*EXERCISE GOAL*:
Retype the material in full, keeping every word the same.

*DATASET EXTRACT*:
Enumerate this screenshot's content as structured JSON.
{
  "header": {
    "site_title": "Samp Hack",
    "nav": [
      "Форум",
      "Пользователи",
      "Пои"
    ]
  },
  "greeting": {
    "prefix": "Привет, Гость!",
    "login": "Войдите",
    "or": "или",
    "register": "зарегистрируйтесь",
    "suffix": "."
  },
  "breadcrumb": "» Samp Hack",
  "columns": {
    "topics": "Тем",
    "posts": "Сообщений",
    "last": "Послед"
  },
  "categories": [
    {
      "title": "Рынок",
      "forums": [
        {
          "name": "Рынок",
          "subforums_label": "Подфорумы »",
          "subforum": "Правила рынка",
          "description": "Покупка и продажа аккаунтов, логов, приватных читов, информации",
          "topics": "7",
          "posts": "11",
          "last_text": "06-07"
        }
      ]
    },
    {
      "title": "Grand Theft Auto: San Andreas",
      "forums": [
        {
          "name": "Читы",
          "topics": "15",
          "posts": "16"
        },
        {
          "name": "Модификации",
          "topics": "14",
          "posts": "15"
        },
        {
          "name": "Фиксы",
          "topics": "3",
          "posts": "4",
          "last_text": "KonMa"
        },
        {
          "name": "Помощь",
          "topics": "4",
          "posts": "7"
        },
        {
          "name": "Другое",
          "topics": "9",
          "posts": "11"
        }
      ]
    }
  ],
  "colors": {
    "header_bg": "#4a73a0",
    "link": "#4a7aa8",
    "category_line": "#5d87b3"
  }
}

*FULL ANSWER*:
Enumerate this screenshot's content as structured JSON.
{
  "header": {
    "site_title": "Samp Hack",
    "nav": [
      "Форум",
      "Пользователи",
      "Пои"
    ]
  },
  "greeting": {
    "prefix": "Привет, Гость!",
    "login": "Войдите",
    "or": "или",
    "register": "зарегистрируйтесь",
    "suffix": "."
  },
  "breadcrumb": "» Samp Hack",
  "columns": {
    "topics": "Тем",
    "posts": "Сообщений",
    "last": "Послед"
  },
  "categories": [
    {
      "title": "Рынок",
      "forums": [
        {
          "name": "Рынок",
          "subforums_label": "Подфорумы »",
          "subforum": "Правила рынка",
          "description": "Покупка и продажа аккаунтов, логов, приватных читов, информации",
          "topics": "7",
          "posts": "11",
          "last_text": "06-07"
        }
      ]
    },
    {
      "title": "Grand Theft Auto: San Andreas",
      "forums": [
        {
          "name": "Читы",
          "topics": "15",
          "posts": "16"
        },
        {
          "name": "Модификации",
          "topics": "14",
          "posts": "15"
        },
        {
          "name": "Фиксы",
          "topics": "3",
          "posts": "4",
          "last_text": "KonMa"
        },
        {
          "name": "Помощь",
          "topics": "4",
          "posts": "7"
        },
        {
          "name": "Другое",
          "topics": "9",
          "posts": "11"
        }
      ]
    }
  ],
  "colors": {
    "header_bg": "#4a73a0",
    "link": "#4a7aa8",
    "category_line": "#5d87b3"
  }
}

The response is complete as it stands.